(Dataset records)

+--

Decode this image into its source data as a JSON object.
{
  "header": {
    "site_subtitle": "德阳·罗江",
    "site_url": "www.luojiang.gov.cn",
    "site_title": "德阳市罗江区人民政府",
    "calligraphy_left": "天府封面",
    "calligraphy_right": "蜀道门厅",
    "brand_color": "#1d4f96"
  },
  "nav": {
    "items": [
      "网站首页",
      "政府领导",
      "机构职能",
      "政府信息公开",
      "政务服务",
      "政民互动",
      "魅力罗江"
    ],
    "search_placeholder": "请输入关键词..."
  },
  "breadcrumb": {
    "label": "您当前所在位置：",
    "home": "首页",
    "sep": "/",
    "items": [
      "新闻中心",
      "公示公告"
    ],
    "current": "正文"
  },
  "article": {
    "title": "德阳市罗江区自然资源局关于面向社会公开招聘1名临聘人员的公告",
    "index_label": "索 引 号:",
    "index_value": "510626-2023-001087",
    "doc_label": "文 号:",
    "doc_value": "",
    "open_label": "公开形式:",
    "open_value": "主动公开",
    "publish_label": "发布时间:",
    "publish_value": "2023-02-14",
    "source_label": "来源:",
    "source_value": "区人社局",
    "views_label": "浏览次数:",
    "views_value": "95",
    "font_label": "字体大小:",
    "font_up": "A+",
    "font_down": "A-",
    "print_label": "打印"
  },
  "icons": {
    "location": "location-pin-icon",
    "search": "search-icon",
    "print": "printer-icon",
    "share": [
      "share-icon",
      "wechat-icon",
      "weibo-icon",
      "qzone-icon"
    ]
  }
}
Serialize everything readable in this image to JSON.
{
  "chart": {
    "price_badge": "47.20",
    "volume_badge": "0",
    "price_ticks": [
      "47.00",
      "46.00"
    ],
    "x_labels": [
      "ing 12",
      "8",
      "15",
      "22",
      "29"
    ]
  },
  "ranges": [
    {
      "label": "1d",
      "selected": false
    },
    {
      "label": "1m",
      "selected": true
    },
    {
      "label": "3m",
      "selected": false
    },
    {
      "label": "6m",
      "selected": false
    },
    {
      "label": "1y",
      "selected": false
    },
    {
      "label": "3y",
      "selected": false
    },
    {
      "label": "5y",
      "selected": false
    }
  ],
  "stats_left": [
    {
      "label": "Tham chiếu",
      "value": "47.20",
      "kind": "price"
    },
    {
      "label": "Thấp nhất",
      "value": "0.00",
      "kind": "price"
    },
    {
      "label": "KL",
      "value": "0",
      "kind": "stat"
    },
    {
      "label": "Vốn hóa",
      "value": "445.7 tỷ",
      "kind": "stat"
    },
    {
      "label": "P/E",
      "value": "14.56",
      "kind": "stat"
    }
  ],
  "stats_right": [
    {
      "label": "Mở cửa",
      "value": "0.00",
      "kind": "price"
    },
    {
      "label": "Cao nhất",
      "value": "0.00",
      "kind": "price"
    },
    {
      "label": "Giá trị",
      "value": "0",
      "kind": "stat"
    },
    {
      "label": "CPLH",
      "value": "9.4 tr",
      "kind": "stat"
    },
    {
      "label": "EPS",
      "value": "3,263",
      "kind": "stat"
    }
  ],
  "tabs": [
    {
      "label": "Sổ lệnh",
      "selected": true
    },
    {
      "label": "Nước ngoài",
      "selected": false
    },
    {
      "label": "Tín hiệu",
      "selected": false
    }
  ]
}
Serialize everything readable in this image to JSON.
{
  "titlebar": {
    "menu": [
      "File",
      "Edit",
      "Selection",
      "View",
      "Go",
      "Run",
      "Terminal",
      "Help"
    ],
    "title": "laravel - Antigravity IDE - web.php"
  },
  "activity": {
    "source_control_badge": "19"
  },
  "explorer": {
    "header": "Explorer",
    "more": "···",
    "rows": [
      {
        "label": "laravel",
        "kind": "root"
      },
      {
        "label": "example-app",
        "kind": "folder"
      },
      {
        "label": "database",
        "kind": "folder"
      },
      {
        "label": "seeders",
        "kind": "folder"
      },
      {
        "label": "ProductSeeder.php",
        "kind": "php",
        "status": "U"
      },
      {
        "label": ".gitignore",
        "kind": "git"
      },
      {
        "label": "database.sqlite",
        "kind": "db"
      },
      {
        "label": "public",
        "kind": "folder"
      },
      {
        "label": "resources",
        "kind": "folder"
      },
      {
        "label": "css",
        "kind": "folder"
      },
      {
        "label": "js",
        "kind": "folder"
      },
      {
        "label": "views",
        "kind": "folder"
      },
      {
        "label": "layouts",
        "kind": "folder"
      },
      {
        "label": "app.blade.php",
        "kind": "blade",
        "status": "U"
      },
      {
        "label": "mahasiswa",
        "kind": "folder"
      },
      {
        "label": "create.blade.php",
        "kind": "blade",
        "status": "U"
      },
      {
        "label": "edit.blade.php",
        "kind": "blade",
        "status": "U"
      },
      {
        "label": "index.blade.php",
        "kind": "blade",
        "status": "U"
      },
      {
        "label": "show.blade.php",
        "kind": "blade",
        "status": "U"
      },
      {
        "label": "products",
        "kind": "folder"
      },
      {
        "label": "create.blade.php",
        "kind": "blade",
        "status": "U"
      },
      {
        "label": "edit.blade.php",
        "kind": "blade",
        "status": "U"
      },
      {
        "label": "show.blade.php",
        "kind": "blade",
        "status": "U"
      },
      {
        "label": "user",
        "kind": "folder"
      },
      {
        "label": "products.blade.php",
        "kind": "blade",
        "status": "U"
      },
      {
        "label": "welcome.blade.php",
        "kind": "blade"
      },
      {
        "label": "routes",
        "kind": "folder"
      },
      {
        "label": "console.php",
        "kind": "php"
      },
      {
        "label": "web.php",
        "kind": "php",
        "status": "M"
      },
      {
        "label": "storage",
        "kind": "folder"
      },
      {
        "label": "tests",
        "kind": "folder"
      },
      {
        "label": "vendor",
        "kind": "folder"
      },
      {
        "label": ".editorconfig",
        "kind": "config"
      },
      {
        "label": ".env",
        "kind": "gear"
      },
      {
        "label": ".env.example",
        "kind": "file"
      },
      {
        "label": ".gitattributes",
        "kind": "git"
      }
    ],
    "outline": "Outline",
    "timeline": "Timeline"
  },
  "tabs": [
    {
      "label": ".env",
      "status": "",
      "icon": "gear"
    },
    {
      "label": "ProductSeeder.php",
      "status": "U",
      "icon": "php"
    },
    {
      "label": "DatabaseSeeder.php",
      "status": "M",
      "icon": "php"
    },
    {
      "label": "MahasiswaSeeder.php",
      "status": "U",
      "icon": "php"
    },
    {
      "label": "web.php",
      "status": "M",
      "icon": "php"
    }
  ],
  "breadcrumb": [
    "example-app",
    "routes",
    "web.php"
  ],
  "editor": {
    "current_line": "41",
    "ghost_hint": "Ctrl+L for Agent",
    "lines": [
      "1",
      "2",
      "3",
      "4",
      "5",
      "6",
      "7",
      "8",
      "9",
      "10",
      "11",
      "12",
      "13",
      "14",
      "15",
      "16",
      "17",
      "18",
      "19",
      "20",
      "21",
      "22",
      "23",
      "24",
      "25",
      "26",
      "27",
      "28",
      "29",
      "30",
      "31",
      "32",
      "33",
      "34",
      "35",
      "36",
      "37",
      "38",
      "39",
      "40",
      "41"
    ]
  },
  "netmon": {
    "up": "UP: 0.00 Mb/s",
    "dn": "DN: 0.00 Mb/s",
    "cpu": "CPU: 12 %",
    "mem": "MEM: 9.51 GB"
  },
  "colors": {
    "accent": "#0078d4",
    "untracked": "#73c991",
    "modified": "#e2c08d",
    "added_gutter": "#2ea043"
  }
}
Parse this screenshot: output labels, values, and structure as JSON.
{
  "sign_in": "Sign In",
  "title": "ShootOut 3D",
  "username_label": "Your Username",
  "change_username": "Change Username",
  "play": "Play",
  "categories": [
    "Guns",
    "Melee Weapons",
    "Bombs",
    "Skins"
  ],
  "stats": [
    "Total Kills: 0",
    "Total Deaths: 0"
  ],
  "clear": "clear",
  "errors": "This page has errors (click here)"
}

+--

* _WHAT IS ASKED_:
Copy all lines in the listing above where the string "example" appears.

* _RESPONSE TO THIS EXERCISE_:
        "label": "example-app",
        "label": ".env.example",
    "example-app",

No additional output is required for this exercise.